╭─ Extrait de texte
Dans tous les cas, si l’intéressé s’exprime en juriste, il devrait se départir de ses émotions pour simplement fournir les bases textuelles, jurisprudentielles, les principes généraux du droit et, dans une certaine mesure, les sources doctrinales appuyant ses allégations. Curieusement, il ne cite aucun texte, ni du Code électoral précisant l’autorité habilitée à légaliser un dossier de candidature à une élection présidentielle, ni du décret n° 2012/539 du 19 novembre 2012 portant statut spécial du corps des fonctionnaires de la Sûreté nationale qui leur interdirait d’intervenir en la matière, ni même du décret n° 2008/377 du 22 novembre 2008 fixant les attributions des chefs de circonscriptions administratives leur réservant une telle compétence.
Plus sérieusement, à la lecture du décret de 2012 portant statut spécial du corps des fonctionnaires de la Sûreté nationale, il ressort à l’article 2 (1) que : « Le corps des fonctionnaires de la Sûreté nationale, force régulière, est chargé, concurremment avec d’autres forces, d’assurer le respect et la protection des institutions, des libertés, des personnes et des biens. » Cette mission, suffisamment globalisante, inclut nécessairement la légalisation d’actes — action qui s’inscrit dans l’optique de prévenir les abus portant atteinte aux individus et aux biens. Il s’agit d’ailleurs d’une mission traditionnelle, qui, à défaut de texte formel, découle de la coutume, source du droit.
Dans tous les pays du monde, la police, en tant qu’auxiliaire du ministère public chargé des enquêtes judiciaires, est l’administration compétente pour attester de la sincérité et de la fiabilité d’une signature, tant en amont (dans la formation des conventions diverses) qu’en aval, en cas de contentieux déjà né. Ce n’est qu’en matière d’actes d’état civil que les usages consacrent le monopole des officiers d’état civil, ce qui n’est pas le cas dans l’espèce en analyse. En parcourant le Code électoral et le décret fixant les attributions des autorités administratives, je n’ai trouvé aucune disposition tendant à faire de ces autorités les titulaires exclusifs du droit de légaliser un acte lié à une candidature politique.
Sur la supposée dualité d’affiliation politique du professeur Maurice Kamto
Encore une fois, l’illustre illuminé ne fournit aucune base juridique à son analyse, en dehors de l’article 3 (4) de la loi sur les partis politiques. Je conviens avec lui que la législation camerounaise proscrit l’appartenance simultanée à plus d’un parti politique. Mais, techniquement, cette situation est pratiquement impossible, sauf à imaginer une adhésion concomitante à plusieurs partis. Dans les faits, les adhésions sont successives. Et pour peu que l’on maîtrise les techniques de la science juridique, l’on saurait que toute nouvelle adhésion entraîne de plein droit la révocation de la précédente, ne laissant subsister que la nouvelle.
Les juristes dignes de ce nom savent qu’il est de principe que chaque fois qu’un texte interdit une dualité de statut, toute manifestation de volonté contraire révoque d’office la précédente et place l’auteur, pour l’avenir, sous le seul nouveau statut. Le principe de solution, en cas de conflit, est de ne retenir que la manifestation de la dernière volonté. Dès lors, l’acceptation de l’investiture par un nouveau parti politique rompt instantanément tout lien avec l’ancien parti et place le candidat sous la bannière du parti qui l’investit. Le candidat n’est donc plus, techniquement, celui de son ancien parti, mais bien de celui qui le présente. Point n’est besoin d’une lettre de démission formelle avant l’acceptation d’une telle investiture. Maurice Kamto est désormais le candidat du Manidem, et non plus du MRC, ni d’aucun autre parti de la coalition qui soutient sa candidature.
╰─
▶ Défi 1:
Recopiez à l'identique chaque ligne des enregistrements ci-dessous, en omettant les images.
╭─ Entrées extraites
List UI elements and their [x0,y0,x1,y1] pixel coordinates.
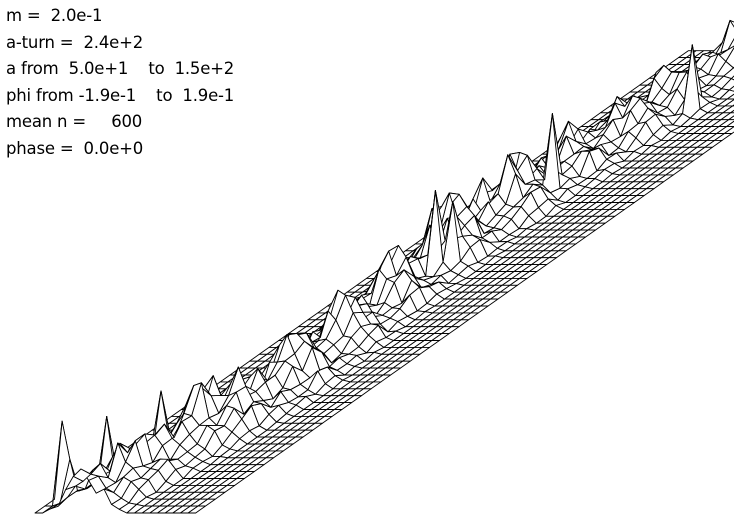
param-a-range: a from 5.0e+1 to 1.5e+2 [6,59,235,78]
parameter-panel: m = 2.0e-1 a-turn = 2.4e+2 a from 5.0e+1… [6,3,234,162]
surface-cell [34,505,53,514]
param-phi-range: phi from -1.9e-1 to 1.9e-1 [6,85,235,105]
param-mean-n: mean n = 600 [6,112,143,131]
param-m: m = 2.0e-1 [6,6,103,25]
surface-wireframe [34,19,734,514]
param-a-turn: a-turn = 2.4e+2 [6,32,144,52]
param-phase: phase = 0.0e+0 [6,138,144,158]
╰─
▶ Défi 2:
D'après l'extrait, les affirmations suivantes sont-elles exactes ? (a) Le décret portant statut spécial du corps des fonctionnaires de la Sûreté nationale date du 19 novembre 2012. (b) Une lettre de démission formelle est nécessaire avant d'accepter l'investiture d'un nouveau parti. (c) Maurice Kamto est désormais le candidat du MRC. Répondez par oui ou non pour chacune, en citant les mots de l'extrait qui tranchent.

▶ Résultat attendu 1:
List UI elements and their [x0,y0,x1,y1] pixel coordinates.
param-a-range: a from 5.0e+1 to 1.5e+2 [6,59,235,78]
parameter-panel: m = 2.0e-1 a-turn = 2.4e+2 a from 5.0e+1… [6,3,234,162]
surface-cell [34,505,53,514]
param-phi-range: phi from -1.9e-1 to 1.9e-1 [6,85,235,105]
param-mean-n: mean n = 600 [6,112,143,131]
param-m: m = 2.0e-1 [6,6,103,25]
surface-wireframe [34,19,734,514]
param-a-turn: a-turn = 2.4e+2 [6,32,144,52]
param-phase: phase = 0.0e+0 [6,138,144,158]

▶ Résultat attendu 2:
(a) Oui : « décret n° 2012/539 du 19 novembre 2012 portant statut spécial du corps des fonctionnaires de la Sûreté nationale ».
(b) Non : « Point n’est besoin d’une lettre de démission formelle avant l’acceptation d’une telle investiture. »
(c) Non : « Maurice Kamto est désormais le candidat du Manidem, et non plus du MRC ».